(Stored dataset items)
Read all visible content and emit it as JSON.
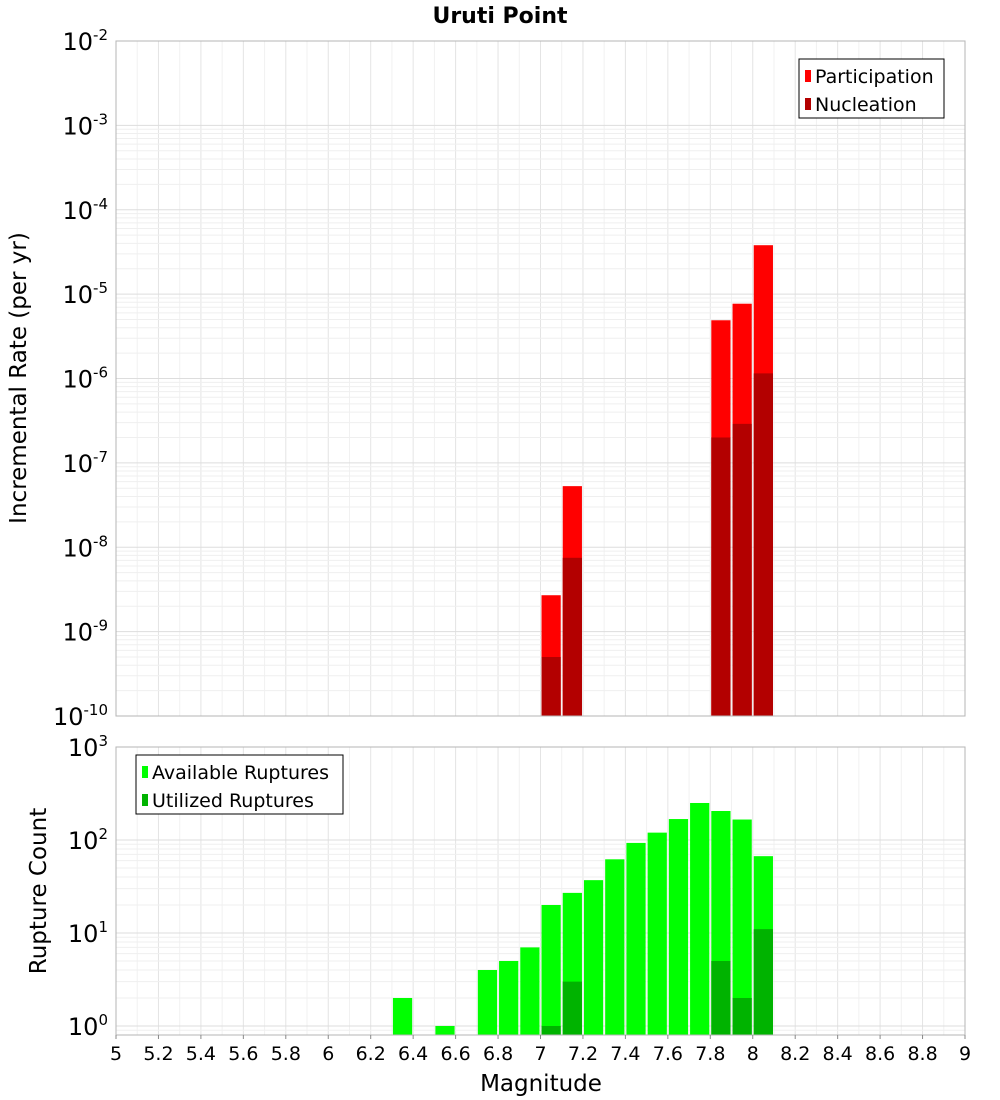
{
  "chart_data": [
    {
      "type": "bar",
      "title": "Uruti Point",
      "xlabel": "",
      "ylabel": "Incremental Rate (per yr)",
      "yscale": "log",
      "ylim_exp": [
        -10,
        -2
      ],
      "xlim": [
        5,
        9
      ],
      "grid": true,
      "legend_position": "top-right",
      "series": [
        {
          "name": "Participation",
          "color": "#ff0000",
          "x": [
            7.05,
            7.15,
            7.85,
            7.95,
            8.05
          ],
          "values": [
            2.7e-09,
            5.3e-08,
            4.9e-06,
            7.7e-06,
            3.8e-05
          ]
        },
        {
          "name": "Nucleation",
          "color": "#b30000",
          "x": [
            7.05,
            7.15,
            7.85,
            7.95,
            8.05
          ],
          "values": [
            5e-10,
            7.5e-09,
            2e-07,
            2.9e-07,
            1.15e-06
          ]
        }
      ]
    },
    {
      "type": "bar",
      "title": "",
      "xlabel": "Magnitude",
      "ylabel": "Rupture Count",
      "yscale": "log",
      "ylim_exp": [
        0,
        3
      ],
      "ymin": 0.8,
      "xlim": [
        5,
        9
      ],
      "xticks": [
        "5",
        "5.2",
        "5.4",
        "5.6",
        "5.8",
        "6",
        "6.2",
        "6.4",
        "6.6",
        "6.8",
        "7",
        "7.2",
        "7.4",
        "7.6",
        "7.8",
        "8",
        "8.2",
        "8.4",
        "8.6",
        "8.8",
        "9"
      ],
      "grid": true,
      "legend_position": "top-left",
      "series": [
        {
          "name": "Available Ruptures",
          "color": "#00ff00",
          "x": [
            6.35,
            6.55,
            6.75,
            6.85,
            6.95,
            7.05,
            7.15,
            7.25,
            7.35,
            7.45,
            7.55,
            7.65,
            7.75,
            7.85,
            7.95,
            8.05
          ],
          "values": [
            2,
            1,
            4,
            5,
            7,
            20,
            27,
            37,
            62,
            93,
            120,
            168,
            250,
            205,
            166,
            67
          ]
        },
        {
          "name": "Utilized Ruptures",
          "color": "#00b300",
          "x": [
            7.05,
            7.15,
            7.85,
            7.95,
            8.05
          ],
          "values": [
            1,
            3,
            5,
            2,
            11
          ]
        }
      ]
    }
  ]
}
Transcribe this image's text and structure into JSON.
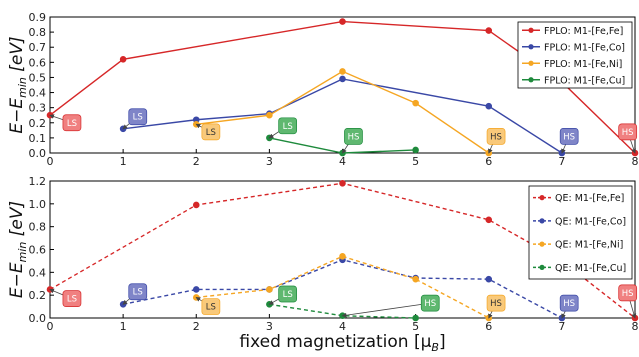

▶ **Exercise task**
Identify all lines in the records above with the word "JSON".

▶ **Correct output**
Read all visible content and emit it as JSON.
Transcribe this image's text and structure into JSON.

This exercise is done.